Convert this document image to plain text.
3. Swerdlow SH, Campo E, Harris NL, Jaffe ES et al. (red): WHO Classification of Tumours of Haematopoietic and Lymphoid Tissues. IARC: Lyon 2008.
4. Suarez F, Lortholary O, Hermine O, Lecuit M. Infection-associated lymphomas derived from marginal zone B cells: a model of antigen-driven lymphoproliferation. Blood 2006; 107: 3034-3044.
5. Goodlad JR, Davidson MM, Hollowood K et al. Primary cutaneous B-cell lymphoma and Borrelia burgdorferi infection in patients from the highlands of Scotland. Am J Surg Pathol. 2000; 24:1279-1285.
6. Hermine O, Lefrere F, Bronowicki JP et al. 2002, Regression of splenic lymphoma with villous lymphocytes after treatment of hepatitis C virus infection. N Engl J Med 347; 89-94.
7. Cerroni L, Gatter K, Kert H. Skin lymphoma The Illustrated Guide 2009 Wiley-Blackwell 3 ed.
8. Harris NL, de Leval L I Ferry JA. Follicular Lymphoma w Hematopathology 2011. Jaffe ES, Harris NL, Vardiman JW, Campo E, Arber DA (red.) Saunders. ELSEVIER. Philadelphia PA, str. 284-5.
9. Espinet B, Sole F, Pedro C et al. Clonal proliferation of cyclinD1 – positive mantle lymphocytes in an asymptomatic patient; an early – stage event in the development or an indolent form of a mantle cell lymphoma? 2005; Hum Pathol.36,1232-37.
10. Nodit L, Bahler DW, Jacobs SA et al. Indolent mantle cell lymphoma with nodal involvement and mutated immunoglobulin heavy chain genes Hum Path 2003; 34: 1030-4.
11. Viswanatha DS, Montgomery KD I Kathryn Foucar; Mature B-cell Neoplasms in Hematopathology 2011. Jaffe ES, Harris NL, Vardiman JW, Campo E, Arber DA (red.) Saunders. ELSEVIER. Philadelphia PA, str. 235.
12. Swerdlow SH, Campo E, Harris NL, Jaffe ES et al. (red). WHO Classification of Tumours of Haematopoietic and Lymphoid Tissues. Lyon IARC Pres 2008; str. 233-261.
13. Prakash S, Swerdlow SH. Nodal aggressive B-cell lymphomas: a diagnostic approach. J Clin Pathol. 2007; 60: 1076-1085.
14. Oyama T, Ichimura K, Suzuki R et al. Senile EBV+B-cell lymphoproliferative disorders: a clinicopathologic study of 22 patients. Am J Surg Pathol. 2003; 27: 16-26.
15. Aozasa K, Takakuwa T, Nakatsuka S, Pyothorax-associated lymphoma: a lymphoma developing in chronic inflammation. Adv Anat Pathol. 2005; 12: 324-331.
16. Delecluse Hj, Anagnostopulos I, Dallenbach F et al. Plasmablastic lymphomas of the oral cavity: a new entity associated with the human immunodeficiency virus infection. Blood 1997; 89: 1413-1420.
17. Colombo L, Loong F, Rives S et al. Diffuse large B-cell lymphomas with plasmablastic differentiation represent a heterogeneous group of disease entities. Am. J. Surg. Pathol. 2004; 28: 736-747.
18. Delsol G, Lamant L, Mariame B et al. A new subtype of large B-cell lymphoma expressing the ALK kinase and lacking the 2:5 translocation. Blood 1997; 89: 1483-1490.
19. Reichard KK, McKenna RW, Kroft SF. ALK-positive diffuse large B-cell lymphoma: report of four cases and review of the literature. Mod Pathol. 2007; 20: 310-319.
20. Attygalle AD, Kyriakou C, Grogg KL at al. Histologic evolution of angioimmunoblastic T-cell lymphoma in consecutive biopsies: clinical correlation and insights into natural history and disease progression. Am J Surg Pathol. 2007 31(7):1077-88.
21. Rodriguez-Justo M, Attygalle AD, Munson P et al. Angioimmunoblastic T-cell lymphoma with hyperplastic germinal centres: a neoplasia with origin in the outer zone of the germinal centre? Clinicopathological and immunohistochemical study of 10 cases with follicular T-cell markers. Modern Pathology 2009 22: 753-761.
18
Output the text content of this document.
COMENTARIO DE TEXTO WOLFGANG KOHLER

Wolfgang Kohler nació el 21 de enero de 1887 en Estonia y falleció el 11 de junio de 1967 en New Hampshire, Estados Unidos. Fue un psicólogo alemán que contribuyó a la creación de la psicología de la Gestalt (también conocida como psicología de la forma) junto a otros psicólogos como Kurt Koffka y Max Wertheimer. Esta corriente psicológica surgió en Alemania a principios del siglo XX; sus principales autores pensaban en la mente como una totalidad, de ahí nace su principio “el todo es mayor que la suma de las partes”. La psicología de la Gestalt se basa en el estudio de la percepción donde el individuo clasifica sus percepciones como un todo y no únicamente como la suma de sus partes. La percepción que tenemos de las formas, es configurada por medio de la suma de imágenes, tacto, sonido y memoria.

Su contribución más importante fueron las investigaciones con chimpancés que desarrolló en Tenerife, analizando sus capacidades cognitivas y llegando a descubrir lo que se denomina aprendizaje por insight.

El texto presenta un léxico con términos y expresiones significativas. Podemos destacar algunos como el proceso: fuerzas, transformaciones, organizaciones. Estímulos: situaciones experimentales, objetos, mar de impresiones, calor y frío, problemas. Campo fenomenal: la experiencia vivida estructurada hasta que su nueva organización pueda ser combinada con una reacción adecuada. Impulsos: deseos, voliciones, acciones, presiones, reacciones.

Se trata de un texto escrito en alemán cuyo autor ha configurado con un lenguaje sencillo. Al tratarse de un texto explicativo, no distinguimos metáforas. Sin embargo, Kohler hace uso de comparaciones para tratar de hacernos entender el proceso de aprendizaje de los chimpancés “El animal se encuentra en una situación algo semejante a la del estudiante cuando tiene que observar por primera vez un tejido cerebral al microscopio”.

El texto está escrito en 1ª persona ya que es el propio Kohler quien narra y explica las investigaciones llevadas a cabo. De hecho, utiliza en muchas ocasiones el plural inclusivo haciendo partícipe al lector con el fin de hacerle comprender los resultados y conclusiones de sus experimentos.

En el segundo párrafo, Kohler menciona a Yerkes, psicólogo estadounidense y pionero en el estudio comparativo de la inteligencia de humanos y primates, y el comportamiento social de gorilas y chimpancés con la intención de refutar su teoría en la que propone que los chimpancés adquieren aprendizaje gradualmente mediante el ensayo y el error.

Instructions for the task - Show all of the lines above in which "this" is present.

Response -
Convert this document image to plain text.
Output the text content of this document.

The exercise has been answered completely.